## Entries provided

□ □ □ □ □

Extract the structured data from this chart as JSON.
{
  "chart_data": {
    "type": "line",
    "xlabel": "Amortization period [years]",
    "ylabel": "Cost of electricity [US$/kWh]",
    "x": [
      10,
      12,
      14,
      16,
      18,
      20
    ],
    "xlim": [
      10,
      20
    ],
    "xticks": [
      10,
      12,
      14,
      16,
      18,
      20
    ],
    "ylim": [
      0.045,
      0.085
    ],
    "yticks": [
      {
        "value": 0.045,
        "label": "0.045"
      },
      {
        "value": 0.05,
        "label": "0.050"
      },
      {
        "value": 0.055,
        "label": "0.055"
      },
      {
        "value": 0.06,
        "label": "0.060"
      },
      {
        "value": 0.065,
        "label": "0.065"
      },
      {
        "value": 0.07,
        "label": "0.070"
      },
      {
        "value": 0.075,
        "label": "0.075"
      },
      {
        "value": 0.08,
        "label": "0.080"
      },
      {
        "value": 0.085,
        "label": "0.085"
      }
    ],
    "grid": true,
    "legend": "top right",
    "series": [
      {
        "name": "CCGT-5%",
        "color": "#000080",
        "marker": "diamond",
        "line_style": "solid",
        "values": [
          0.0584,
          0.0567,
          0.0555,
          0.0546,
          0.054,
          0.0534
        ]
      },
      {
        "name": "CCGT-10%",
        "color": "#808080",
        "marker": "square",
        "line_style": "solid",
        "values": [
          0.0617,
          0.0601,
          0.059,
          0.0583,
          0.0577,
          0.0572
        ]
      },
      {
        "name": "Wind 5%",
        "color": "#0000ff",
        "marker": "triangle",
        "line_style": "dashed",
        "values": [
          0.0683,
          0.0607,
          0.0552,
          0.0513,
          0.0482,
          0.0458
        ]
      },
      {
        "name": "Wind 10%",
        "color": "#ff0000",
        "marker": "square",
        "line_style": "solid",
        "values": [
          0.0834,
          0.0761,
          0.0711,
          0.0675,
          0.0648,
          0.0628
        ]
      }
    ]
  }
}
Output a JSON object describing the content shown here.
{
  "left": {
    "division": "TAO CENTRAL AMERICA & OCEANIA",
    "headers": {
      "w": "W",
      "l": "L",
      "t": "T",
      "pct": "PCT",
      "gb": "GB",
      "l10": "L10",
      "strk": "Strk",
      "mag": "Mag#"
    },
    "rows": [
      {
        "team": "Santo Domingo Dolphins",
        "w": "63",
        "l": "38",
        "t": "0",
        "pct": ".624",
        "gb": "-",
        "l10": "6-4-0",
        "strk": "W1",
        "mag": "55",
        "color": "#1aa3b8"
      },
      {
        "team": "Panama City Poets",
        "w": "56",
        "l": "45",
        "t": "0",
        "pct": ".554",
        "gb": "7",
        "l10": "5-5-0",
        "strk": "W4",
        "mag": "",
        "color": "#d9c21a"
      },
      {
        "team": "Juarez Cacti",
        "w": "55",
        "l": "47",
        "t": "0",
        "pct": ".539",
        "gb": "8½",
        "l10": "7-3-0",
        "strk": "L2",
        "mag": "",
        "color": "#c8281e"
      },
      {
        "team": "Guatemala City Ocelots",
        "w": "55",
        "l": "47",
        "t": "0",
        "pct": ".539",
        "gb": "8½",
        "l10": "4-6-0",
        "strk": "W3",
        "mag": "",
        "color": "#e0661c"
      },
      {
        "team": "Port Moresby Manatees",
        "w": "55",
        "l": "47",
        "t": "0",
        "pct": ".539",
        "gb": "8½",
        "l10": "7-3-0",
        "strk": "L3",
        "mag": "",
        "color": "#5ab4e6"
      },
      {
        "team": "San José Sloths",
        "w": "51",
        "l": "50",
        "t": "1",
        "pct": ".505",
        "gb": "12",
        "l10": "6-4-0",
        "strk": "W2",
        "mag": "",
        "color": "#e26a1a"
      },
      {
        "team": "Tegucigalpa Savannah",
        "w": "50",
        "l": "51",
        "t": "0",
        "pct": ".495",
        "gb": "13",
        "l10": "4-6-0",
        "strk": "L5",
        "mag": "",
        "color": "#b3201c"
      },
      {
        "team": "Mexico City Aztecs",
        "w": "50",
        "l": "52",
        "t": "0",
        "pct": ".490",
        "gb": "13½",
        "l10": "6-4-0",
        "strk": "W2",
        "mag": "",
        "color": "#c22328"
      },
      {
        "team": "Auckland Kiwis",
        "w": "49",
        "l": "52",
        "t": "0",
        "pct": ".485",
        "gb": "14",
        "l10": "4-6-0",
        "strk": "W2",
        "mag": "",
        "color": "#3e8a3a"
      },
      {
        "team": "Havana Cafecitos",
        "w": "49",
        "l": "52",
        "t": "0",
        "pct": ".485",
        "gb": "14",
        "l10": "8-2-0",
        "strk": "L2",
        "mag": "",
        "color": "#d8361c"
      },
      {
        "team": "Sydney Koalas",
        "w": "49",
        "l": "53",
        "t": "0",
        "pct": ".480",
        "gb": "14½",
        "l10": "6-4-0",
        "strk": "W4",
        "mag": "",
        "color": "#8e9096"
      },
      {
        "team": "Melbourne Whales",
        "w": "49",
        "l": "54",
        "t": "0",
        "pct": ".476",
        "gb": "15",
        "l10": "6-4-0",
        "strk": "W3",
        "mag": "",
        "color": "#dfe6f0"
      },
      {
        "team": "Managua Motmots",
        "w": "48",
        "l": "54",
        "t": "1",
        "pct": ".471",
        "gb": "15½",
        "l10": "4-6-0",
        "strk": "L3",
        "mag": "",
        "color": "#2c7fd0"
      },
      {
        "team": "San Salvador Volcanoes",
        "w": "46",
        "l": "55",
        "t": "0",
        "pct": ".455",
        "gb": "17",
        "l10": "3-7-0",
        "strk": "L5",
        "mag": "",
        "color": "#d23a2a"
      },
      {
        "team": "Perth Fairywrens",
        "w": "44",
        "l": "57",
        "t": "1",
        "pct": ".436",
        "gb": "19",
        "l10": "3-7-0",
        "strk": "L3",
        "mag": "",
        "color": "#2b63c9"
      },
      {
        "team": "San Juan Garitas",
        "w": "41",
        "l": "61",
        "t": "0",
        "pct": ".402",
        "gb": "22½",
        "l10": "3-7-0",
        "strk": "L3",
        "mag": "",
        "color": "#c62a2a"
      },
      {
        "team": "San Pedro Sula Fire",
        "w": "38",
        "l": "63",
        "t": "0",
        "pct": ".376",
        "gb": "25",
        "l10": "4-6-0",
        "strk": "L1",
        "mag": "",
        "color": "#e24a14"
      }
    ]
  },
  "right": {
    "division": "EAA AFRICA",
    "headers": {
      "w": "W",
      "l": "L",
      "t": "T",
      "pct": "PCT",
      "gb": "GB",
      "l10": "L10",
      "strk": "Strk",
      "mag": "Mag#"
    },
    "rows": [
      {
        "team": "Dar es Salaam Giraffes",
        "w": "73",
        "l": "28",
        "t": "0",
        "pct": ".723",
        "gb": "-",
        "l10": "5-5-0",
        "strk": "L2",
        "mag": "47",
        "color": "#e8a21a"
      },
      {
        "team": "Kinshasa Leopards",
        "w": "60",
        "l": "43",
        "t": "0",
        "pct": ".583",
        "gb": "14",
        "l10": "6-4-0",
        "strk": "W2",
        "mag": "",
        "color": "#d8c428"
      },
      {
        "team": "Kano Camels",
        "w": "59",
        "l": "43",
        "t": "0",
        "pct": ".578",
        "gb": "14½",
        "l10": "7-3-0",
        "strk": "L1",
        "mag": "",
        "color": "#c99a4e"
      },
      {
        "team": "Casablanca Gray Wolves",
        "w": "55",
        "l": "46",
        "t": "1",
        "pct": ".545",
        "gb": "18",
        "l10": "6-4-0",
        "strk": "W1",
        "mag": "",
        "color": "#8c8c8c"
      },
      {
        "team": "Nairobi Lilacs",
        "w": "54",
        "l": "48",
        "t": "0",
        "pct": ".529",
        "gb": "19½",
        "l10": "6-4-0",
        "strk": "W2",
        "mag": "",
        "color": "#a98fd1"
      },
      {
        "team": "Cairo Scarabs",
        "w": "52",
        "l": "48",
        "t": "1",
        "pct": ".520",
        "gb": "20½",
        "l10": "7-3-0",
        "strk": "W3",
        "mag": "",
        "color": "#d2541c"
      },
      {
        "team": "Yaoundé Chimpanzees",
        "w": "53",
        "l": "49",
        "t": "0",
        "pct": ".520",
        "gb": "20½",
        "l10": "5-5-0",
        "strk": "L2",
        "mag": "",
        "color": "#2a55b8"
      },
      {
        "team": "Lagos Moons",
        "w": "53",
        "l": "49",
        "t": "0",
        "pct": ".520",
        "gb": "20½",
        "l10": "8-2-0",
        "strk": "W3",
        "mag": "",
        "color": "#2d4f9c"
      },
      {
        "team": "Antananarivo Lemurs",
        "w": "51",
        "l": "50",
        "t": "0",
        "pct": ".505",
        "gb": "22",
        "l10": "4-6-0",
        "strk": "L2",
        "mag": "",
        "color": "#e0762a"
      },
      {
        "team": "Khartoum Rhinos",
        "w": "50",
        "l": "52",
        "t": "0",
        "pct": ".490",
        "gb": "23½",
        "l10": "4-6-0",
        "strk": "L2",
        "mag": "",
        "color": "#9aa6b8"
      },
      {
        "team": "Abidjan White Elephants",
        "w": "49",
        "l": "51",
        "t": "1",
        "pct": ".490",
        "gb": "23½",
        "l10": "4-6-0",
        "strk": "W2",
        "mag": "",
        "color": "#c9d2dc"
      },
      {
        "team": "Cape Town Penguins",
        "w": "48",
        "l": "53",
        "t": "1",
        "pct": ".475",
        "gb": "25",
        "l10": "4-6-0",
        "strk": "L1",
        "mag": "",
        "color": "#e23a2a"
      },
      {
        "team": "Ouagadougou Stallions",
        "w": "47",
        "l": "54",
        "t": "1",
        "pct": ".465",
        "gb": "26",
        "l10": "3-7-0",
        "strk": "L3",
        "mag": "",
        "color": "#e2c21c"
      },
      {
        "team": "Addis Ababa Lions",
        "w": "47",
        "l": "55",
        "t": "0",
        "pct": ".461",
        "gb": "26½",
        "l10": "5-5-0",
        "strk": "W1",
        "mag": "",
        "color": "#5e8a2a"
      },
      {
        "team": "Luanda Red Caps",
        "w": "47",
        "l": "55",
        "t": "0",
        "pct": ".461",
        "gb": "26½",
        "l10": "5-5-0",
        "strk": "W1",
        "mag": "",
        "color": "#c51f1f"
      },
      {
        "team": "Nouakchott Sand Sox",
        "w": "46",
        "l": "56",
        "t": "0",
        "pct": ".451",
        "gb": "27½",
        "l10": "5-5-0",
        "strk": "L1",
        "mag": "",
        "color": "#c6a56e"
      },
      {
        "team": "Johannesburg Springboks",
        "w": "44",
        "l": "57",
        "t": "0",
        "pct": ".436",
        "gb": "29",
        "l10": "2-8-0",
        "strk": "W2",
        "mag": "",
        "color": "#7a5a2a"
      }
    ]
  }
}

□ □ □ □ □

## What is required
From the entries above, extract every line where the word "name" appears.

## Problem solution
        "name": "CCGT-5%",
        "name": "CCGT-10%",
        "name": "Wind 5%",
        "name": "Wind 10%",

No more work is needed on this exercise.